-- START Data entries --

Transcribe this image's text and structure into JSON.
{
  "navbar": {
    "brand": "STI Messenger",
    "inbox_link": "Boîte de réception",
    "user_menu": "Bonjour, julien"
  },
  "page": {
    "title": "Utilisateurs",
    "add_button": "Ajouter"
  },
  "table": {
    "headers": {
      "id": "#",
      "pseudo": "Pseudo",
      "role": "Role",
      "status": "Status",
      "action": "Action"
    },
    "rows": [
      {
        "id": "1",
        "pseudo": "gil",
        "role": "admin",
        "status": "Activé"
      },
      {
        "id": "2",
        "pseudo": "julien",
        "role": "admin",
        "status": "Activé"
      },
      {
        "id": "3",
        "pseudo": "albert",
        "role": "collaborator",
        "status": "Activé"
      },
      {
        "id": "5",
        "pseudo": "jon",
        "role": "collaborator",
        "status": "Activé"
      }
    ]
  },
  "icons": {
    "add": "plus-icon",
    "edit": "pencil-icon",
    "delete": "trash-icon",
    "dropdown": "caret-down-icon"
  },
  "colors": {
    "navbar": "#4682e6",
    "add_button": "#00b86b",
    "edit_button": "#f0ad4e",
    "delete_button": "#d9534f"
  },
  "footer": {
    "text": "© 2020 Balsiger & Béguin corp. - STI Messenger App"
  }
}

-- END Data entries --

What to work on - Retype the whole listing, matching it exactly.

Solution to this task -
Transcribe this image's text and structure into JSON.
{
  "navbar": {
    "brand": "STI Messenger",
    "inbox_link": "Boîte de réception",
    "user_menu": "Bonjour, julien"
  },
  "page": {
    "title": "Utilisateurs",
    "add_button": "Ajouter"
  },
  "table": {
    "headers": {
      "id": "#",
      "pseudo": "Pseudo",
      "role": "Role",
      "status": "Status",
      "action": "Action"
    },
    "rows": [
      {
        "id": "1",
        "pseudo": "gil",
        "role": "admin",
        "status": "Activé"
      },
      {
        "id": "2",
        "pseudo": "julien",
        "role": "admin",
        "status": "Activé"
      },
      {
        "id": "3",
        "pseudo": "albert",
        "role": "collaborator",
        "status": "Activé"
      },
      {
        "id": "5",
        "pseudo": "jon",
        "role": "collaborator",
        "status": "Activé"
      }
    ]
  },
  "icons": {
    "add": "plus-icon",
    "edit": "pencil-icon",
    "delete": "trash-icon",
    "dropdown": "caret-down-icon"
  },
  "colors": {
    "navbar": "#4682e6",
    "add_button": "#00b86b",
    "edit_button": "#f0ad4e",
    "delete_button": "#d9534f"
  },
  "footer": {
    "text": "© 2020 Balsiger & Béguin corp. - STI Messenger App"
  }
}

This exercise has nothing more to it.